#### [Exercise description]
Write out the whole of the material exactly.

#### [Dataset entries]
____________________

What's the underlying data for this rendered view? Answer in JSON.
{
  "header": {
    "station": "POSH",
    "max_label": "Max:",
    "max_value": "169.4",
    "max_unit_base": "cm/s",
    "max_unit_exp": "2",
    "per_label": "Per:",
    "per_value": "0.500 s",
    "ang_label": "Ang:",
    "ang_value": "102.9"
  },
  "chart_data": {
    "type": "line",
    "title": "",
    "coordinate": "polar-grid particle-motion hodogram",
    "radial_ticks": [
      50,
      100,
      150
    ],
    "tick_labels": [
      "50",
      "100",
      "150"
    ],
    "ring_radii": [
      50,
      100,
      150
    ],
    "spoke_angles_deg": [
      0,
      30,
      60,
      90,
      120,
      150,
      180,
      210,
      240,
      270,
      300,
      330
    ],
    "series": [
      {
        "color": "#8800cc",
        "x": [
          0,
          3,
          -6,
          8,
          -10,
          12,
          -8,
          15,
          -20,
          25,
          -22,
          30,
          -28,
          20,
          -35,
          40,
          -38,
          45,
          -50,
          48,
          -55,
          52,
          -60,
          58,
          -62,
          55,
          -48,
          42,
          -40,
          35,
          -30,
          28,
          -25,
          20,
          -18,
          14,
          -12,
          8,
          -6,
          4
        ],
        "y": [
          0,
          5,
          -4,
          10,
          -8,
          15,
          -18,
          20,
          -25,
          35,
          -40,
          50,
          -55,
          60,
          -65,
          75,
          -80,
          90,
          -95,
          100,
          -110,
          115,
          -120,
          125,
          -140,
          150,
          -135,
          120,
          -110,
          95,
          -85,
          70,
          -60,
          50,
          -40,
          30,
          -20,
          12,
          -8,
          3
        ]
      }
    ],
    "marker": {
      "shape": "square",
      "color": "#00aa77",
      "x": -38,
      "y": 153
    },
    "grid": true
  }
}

____________________

#### [Output for this exercise]
What's the underlying data for this rendered view? Answer in JSON.
{
  "header": {
    "station": "POSH",
    "max_label": "Max:",
    "max_value": "169.4",
    "max_unit_base": "cm/s",
    "max_unit_exp": "2",
    "per_label": "Per:",
    "per_value": "0.500 s",
    "ang_label": "Ang:",
    "ang_value": "102.9"
  },
  "chart_data": {
    "type": "line",
    "title": "",
    "coordinate": "polar-grid particle-motion hodogram",
    "radial_ticks": [
      50,
      100,
      150
    ],
    "tick_labels": [
      "50",
      "100",
      "150"
    ],
    "ring_radii": [
      50,
      100,
      150
    ],
    "spoke_angles_deg": [
      0,
      30,
      60,
      90,
      120,
      150,
      180,
      210,
      240,
      270,
      300,
      330
    ],
    "series": [
      {
        "color": "#8800cc",
        "x": [
          0,
          3,
          -6,
          8,
          -10,
          12,
          -8,
          15,
          -20,
          25,
          -22,
          30,
          -28,
          20,
          -35,
          40,
          -38,
          45,
          -50,
          48,
          -55,
          52,
          -60,
          58,
          -62,
          55,
          -48,
          42,
          -40,
          35,
          -30,
          28,
          -25,
          20,
          -18,
          14,
          -12,
          8,
          -6,
          4
        ],
        "y": [
          0,
          5,
          -4,
          10,
          -8,
          15,
          -18,
          20,
          -25,
          35,
          -40,
          50,
          -55,
          60,
          -65,
          75,
          -80,
          90,
          -95,
          100,
          -110,
          115,
          -120,
          125,
          -140,
          150,
          -135,
          120,
          -110,
          95,
          -85,
          70,
          -60,
          50,
          -40,
          30,
          -20,
          12,
          -8,
          3
        ]
      }
    ],
    "marker": {
      "shape": "square",
      "color": "#00aa77",
      "x": -38,
      "y": 153
    },
    "grid": true
  }
}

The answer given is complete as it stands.